State only the count of lines in the listing below that hold "title".

▶ _Extracts from a graphics dataset_
══════
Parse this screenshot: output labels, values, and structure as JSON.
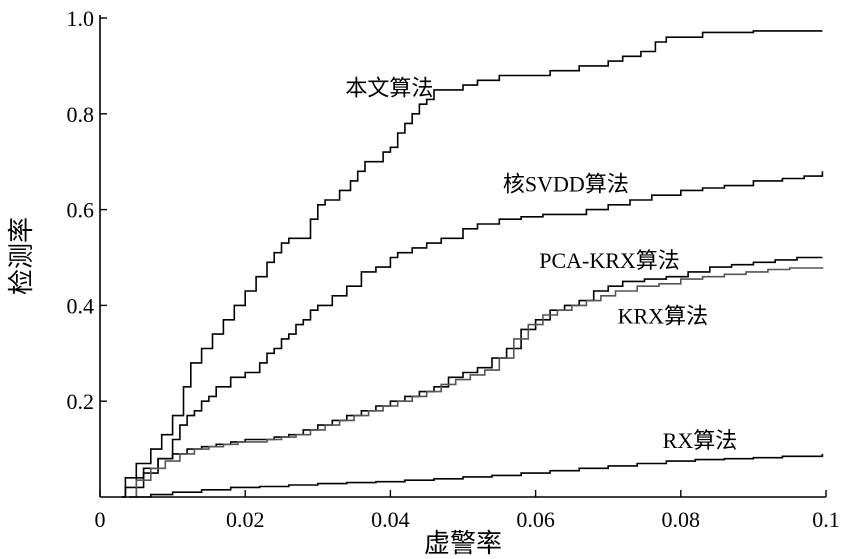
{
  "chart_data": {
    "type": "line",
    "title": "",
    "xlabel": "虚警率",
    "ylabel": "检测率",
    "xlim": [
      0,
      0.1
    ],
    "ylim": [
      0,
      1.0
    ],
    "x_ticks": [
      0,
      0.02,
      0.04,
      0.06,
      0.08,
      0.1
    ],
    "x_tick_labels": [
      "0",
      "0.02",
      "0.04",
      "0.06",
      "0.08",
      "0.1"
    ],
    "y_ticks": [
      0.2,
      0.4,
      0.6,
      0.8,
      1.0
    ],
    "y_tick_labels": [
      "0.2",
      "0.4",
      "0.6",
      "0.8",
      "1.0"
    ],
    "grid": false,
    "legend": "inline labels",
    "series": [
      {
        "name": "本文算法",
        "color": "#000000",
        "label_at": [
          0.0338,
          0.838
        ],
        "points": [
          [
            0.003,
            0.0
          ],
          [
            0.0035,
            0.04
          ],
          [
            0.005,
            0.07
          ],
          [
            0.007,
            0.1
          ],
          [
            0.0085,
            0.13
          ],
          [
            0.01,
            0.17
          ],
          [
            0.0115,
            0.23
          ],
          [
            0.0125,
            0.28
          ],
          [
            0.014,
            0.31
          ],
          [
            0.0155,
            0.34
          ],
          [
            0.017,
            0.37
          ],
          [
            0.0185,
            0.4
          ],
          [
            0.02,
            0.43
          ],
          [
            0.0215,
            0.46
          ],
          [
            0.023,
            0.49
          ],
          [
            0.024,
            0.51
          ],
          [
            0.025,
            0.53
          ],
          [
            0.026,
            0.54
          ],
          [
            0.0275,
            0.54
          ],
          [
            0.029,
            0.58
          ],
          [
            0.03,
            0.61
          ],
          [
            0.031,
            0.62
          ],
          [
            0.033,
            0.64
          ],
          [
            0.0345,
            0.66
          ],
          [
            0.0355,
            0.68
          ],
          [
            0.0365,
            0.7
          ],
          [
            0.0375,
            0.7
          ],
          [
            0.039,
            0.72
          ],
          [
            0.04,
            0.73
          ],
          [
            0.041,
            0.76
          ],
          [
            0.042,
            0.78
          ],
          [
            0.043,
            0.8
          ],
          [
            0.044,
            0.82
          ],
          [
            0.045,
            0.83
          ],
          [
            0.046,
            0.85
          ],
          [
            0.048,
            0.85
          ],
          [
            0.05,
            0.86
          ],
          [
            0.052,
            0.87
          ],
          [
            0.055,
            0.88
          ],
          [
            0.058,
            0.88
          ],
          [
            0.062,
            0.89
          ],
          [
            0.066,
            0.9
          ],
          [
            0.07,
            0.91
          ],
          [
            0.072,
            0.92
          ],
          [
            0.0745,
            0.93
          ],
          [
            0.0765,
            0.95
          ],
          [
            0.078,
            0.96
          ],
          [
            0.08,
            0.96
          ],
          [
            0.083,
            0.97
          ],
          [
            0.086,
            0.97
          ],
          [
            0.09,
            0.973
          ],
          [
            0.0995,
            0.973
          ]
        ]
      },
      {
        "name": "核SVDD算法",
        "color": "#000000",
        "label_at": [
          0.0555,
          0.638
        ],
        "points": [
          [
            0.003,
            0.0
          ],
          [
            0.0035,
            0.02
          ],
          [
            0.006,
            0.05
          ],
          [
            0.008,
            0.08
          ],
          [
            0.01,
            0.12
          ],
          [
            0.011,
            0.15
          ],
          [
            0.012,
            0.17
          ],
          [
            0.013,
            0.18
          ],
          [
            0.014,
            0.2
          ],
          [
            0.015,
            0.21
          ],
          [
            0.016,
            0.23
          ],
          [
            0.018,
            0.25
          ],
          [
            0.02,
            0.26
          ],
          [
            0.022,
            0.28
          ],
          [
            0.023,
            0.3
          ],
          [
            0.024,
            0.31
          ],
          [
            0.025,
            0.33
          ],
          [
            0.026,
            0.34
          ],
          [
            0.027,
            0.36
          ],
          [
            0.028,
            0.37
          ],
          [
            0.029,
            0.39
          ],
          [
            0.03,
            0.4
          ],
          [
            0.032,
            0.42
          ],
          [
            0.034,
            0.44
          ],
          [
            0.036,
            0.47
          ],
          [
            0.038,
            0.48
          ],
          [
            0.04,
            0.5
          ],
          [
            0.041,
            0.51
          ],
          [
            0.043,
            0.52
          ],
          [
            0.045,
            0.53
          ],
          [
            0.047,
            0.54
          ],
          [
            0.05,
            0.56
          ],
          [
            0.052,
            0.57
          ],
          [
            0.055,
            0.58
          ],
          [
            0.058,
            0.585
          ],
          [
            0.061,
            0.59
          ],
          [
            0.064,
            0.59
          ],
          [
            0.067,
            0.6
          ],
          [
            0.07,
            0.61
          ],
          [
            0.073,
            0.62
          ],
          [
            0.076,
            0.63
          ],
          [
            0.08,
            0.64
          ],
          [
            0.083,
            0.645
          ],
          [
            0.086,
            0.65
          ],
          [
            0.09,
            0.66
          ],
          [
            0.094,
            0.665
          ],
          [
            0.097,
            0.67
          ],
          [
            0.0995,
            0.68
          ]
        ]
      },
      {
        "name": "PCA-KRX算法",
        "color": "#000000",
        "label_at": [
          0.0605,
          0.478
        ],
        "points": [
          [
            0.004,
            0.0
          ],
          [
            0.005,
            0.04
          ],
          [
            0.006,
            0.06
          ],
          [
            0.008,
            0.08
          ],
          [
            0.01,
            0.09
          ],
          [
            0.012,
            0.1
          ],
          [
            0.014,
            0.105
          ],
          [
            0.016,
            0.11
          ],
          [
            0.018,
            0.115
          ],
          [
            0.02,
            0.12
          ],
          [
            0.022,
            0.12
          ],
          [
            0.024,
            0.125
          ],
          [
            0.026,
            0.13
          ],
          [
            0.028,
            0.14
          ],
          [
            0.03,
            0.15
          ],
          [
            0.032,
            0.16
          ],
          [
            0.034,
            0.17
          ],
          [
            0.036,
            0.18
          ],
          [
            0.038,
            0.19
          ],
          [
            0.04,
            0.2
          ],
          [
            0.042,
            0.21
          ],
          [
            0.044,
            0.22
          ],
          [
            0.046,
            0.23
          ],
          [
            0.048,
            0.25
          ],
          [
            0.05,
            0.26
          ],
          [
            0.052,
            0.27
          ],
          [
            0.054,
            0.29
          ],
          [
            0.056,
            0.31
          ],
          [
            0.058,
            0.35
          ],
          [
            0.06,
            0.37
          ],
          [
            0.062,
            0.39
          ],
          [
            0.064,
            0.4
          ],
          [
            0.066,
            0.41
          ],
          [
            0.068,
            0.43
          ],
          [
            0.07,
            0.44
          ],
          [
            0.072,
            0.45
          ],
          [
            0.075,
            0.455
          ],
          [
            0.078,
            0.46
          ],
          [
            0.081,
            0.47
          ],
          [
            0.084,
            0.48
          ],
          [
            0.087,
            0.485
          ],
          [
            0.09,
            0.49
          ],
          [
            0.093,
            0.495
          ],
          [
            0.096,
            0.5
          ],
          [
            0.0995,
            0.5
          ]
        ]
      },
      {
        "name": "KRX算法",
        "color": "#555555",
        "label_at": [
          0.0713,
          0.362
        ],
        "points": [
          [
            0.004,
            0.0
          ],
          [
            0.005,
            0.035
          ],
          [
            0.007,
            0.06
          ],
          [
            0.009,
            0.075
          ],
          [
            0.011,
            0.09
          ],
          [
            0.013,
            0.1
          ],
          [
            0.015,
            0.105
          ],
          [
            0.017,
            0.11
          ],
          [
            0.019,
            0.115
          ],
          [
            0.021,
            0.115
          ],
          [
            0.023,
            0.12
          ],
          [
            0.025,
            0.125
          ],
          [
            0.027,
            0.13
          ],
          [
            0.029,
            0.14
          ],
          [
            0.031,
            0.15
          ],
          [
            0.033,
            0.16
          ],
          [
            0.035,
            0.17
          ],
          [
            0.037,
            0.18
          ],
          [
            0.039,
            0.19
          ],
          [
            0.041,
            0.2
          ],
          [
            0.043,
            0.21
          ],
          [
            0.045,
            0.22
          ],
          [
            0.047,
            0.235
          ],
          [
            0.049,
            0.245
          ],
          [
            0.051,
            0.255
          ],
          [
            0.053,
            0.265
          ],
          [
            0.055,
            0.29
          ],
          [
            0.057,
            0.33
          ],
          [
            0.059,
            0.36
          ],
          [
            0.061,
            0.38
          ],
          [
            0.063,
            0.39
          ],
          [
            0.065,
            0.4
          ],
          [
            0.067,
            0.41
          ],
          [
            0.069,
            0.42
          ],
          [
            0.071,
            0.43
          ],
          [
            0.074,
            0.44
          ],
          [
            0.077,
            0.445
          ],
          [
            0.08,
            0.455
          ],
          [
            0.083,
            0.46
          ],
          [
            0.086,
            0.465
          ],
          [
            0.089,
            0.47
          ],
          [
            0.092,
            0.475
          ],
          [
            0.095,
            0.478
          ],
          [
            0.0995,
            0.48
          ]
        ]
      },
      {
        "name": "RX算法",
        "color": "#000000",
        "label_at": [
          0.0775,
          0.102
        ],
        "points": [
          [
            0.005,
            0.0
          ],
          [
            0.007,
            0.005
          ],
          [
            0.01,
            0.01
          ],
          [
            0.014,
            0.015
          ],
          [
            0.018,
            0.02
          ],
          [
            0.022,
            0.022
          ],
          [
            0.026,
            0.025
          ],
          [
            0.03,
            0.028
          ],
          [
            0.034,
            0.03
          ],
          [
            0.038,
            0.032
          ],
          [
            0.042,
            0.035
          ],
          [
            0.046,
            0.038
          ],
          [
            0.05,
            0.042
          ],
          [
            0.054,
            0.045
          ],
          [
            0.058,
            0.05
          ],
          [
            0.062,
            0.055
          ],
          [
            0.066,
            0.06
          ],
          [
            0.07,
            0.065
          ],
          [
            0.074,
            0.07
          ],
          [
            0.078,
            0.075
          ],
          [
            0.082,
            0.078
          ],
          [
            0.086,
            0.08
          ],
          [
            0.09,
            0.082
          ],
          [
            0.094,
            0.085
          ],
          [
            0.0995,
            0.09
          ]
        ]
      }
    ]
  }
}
══════
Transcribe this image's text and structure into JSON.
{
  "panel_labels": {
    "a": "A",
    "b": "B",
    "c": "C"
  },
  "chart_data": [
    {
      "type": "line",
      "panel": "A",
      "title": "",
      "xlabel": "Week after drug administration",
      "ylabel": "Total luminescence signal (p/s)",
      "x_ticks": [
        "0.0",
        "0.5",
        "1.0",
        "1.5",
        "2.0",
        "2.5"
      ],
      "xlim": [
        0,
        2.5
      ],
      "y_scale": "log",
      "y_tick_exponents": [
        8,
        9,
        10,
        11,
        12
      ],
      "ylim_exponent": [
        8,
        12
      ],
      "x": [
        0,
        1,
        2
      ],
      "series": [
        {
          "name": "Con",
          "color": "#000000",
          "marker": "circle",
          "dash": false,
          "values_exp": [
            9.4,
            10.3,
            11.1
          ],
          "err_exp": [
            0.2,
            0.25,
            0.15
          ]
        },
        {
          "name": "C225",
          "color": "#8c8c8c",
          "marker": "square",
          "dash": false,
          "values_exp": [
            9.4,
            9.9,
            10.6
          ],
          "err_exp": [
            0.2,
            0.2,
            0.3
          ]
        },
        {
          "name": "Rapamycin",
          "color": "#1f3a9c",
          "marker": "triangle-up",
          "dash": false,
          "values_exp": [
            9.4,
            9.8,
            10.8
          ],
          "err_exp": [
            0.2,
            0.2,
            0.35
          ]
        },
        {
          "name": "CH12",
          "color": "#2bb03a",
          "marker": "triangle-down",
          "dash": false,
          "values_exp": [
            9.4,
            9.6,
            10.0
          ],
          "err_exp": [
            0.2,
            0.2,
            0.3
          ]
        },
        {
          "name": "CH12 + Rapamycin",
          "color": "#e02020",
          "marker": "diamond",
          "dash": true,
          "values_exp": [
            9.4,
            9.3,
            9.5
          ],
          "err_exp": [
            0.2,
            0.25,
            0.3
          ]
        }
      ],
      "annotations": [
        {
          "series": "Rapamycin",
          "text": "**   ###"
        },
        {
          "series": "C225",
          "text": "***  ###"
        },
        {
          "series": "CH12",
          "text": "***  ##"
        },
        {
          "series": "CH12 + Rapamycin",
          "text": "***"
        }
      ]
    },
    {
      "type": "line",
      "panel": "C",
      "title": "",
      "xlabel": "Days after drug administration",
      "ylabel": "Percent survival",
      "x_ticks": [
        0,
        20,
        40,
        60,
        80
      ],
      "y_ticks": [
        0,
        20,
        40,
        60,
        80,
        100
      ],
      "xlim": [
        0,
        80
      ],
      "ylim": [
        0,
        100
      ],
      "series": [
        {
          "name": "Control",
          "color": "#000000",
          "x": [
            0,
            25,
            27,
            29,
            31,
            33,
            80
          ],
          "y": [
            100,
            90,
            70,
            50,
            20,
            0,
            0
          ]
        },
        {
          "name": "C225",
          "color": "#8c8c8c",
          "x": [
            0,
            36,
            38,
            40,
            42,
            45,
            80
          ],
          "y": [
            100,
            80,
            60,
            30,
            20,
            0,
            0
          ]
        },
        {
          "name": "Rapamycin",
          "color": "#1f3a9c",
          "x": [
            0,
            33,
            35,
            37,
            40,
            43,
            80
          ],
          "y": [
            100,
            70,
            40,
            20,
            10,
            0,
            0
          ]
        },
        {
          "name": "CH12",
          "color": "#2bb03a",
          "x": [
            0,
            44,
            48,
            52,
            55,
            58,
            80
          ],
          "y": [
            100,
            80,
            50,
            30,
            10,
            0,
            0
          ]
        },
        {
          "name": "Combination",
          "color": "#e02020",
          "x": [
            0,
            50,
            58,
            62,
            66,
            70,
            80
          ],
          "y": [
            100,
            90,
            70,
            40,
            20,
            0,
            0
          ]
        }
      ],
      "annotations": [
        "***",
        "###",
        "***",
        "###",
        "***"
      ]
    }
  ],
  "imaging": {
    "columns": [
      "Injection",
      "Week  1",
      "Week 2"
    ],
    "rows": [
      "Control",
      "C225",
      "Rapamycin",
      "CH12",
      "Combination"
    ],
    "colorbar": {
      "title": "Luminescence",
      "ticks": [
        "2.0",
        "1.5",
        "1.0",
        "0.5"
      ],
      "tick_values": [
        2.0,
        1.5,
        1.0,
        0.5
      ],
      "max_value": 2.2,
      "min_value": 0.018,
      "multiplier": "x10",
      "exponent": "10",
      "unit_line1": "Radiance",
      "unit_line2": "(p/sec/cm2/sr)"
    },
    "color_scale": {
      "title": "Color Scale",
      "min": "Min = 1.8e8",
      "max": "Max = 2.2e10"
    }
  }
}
══════
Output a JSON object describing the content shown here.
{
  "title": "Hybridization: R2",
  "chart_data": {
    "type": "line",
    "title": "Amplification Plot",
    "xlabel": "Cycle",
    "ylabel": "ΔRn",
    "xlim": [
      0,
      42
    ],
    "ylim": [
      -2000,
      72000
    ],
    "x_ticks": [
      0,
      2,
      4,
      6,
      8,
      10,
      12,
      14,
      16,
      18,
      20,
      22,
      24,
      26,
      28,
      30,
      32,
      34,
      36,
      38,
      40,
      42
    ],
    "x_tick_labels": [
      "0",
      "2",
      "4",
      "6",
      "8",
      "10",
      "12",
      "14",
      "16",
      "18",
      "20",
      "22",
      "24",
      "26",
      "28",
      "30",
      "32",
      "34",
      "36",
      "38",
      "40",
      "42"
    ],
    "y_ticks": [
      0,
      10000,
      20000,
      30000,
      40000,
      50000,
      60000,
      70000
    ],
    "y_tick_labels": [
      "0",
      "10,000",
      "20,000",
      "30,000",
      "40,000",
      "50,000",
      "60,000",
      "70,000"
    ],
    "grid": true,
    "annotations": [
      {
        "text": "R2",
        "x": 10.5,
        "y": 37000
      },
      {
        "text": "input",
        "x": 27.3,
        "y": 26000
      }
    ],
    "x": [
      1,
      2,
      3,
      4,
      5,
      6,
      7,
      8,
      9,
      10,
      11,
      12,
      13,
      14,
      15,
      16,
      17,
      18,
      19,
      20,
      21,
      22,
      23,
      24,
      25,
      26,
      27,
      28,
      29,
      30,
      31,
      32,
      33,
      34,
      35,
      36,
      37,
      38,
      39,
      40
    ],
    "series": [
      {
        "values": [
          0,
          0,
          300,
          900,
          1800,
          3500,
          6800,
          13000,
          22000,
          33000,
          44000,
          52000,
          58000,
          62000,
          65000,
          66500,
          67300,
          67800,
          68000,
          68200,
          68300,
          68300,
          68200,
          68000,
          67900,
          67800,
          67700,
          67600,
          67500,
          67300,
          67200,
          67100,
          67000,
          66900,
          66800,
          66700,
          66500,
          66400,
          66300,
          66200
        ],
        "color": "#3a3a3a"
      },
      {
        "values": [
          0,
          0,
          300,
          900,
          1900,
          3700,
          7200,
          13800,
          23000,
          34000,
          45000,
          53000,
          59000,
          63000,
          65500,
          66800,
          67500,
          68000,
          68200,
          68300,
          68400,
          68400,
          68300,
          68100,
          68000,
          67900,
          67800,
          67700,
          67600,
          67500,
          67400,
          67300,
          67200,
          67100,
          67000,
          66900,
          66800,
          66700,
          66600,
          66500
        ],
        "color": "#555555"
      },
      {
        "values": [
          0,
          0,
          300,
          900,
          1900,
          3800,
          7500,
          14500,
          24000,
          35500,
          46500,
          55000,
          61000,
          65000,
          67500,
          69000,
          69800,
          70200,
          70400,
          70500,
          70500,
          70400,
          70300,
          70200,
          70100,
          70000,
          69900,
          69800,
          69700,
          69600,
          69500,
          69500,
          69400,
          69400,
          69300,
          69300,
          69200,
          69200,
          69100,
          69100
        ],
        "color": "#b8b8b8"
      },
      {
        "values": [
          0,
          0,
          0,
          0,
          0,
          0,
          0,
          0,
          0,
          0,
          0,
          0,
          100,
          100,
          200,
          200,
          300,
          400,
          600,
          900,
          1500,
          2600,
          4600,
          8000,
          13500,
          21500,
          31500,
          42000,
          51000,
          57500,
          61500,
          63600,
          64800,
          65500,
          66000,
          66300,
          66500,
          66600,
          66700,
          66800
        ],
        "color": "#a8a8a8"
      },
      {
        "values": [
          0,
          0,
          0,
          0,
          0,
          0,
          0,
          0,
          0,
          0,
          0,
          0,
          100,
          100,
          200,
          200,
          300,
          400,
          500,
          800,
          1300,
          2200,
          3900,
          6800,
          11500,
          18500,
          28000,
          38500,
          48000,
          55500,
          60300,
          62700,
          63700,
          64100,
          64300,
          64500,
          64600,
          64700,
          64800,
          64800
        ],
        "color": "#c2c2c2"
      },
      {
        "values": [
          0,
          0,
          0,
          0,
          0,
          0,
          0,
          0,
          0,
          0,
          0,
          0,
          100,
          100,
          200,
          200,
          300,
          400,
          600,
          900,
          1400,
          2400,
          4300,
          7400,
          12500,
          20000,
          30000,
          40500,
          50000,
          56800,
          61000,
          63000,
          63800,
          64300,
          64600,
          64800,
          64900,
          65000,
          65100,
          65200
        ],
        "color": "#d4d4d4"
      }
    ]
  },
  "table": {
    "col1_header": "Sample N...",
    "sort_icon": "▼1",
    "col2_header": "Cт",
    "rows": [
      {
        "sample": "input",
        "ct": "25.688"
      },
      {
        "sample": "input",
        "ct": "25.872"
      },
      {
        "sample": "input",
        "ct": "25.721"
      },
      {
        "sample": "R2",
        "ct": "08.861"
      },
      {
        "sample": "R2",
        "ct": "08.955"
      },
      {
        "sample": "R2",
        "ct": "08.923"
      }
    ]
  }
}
══════
▶ _Exercise output_
7